REQUIRED WORK → Each line that holds the word "Presidencia" should be returned.

DATA LISTING →

*****

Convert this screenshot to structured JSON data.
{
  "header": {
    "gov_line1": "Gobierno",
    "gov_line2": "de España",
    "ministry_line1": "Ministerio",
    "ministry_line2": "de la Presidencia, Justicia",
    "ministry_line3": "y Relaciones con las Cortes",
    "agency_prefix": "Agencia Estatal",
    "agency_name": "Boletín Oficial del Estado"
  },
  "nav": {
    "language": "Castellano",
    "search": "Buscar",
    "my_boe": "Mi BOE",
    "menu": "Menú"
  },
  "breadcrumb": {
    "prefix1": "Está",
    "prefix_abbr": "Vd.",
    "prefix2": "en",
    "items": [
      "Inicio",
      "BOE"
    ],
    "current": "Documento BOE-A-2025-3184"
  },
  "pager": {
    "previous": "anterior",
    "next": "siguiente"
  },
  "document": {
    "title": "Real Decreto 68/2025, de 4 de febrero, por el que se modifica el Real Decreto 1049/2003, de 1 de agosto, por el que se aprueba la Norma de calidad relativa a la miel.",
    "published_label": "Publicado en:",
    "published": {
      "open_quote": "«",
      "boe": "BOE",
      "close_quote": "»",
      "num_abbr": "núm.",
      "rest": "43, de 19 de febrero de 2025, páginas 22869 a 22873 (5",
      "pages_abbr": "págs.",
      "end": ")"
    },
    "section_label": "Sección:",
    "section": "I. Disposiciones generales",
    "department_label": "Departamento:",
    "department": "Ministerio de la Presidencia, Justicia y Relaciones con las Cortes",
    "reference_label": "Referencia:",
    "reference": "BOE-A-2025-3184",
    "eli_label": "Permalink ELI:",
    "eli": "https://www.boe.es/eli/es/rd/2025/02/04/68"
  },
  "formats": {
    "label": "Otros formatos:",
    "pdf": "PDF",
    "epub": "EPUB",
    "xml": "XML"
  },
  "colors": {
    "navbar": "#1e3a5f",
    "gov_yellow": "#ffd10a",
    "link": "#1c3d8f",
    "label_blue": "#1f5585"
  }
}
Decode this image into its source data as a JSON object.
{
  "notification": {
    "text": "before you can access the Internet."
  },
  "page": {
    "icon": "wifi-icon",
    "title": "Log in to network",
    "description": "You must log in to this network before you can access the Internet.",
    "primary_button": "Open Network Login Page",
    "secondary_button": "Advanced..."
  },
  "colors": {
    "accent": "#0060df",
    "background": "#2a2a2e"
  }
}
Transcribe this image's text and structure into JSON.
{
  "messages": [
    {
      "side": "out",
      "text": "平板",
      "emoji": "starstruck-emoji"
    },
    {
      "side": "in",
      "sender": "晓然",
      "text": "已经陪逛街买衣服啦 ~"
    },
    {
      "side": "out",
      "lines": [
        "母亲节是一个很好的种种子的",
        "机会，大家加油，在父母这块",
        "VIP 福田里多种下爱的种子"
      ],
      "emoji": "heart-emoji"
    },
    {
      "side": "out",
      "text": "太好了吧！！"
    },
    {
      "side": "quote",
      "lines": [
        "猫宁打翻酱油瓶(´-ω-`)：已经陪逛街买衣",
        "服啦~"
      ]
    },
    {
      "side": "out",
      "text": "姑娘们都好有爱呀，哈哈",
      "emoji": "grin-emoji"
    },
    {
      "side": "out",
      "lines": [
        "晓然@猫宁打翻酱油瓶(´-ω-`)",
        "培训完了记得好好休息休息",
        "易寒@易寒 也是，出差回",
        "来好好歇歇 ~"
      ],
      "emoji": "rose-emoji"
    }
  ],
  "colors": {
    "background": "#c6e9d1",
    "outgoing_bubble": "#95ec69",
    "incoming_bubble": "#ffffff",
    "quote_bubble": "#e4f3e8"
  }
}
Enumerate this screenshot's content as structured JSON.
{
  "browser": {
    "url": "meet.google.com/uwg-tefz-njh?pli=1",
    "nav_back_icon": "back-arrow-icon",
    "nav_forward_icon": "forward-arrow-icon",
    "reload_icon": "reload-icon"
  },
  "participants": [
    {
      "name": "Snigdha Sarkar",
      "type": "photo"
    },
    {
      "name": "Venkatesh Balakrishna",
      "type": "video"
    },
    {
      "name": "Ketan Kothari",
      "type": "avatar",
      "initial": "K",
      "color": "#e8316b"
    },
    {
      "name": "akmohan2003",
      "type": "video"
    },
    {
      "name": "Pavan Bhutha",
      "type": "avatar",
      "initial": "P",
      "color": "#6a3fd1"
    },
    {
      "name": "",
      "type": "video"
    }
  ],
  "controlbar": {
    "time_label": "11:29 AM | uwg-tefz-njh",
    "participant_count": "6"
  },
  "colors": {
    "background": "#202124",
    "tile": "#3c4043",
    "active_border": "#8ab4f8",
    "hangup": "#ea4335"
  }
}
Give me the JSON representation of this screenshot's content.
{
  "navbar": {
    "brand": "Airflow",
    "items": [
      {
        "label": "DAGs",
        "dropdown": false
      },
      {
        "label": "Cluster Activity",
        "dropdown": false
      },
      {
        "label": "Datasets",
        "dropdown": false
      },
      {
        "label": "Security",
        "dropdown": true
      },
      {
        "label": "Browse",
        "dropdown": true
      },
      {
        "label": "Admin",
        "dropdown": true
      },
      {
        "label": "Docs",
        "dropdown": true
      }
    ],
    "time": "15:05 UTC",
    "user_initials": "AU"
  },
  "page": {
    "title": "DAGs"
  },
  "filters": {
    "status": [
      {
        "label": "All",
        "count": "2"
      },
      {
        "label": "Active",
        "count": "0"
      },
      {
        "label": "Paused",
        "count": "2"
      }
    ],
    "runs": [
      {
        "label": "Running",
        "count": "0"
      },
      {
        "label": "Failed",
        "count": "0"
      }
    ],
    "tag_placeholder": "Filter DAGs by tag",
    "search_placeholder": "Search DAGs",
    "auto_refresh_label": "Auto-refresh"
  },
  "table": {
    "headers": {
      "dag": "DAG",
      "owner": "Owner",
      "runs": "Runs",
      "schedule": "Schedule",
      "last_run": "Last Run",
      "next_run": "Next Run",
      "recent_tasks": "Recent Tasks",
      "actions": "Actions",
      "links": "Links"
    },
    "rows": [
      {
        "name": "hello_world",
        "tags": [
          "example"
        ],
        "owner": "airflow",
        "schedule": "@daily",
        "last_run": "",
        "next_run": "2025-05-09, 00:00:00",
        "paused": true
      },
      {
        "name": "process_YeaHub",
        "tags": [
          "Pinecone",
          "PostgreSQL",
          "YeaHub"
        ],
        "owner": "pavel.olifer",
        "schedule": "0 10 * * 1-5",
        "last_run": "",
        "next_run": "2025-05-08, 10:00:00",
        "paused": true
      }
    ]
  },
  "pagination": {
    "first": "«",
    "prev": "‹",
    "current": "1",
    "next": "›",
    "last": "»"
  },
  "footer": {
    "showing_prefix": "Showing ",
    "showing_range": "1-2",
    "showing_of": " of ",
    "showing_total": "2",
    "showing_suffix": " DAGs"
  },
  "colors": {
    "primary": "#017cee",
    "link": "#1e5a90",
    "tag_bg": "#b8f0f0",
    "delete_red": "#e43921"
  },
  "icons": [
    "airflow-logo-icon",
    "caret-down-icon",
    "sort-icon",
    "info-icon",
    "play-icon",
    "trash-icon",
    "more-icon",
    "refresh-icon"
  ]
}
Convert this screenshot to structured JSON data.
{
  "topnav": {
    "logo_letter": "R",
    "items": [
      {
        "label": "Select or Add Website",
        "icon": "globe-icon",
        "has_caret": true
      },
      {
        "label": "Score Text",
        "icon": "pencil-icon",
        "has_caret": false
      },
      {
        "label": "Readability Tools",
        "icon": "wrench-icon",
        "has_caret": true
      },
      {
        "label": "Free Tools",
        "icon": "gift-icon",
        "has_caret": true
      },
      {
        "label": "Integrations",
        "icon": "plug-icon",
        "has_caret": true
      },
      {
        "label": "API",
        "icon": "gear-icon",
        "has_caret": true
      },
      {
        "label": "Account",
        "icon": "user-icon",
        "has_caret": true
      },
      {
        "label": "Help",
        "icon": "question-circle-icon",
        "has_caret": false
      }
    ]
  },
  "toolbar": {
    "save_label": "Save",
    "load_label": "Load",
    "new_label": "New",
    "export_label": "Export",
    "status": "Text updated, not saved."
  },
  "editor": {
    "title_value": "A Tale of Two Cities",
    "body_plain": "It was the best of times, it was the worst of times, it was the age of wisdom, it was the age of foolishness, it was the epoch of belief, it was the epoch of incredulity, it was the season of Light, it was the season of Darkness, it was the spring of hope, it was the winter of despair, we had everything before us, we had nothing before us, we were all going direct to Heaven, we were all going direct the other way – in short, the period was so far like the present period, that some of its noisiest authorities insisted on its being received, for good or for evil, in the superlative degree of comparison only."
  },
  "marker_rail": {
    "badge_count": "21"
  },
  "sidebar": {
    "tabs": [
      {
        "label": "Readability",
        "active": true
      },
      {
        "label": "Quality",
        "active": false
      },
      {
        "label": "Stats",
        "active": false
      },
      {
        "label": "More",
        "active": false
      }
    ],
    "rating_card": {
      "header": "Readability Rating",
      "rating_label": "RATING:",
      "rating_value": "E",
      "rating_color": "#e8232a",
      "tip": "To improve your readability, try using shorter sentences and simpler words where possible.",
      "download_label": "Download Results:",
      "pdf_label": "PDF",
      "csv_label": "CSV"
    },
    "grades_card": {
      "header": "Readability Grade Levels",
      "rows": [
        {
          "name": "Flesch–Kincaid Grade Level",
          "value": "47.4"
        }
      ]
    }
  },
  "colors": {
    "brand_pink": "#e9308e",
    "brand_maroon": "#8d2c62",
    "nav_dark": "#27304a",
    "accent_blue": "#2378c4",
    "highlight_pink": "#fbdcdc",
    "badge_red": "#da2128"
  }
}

*****

FULL ANSWER →
    "ministry_line2": "de la Presidencia, Justicia",
    "department": "Ministerio de la Presidencia, Justicia y Relaciones con las Cortes",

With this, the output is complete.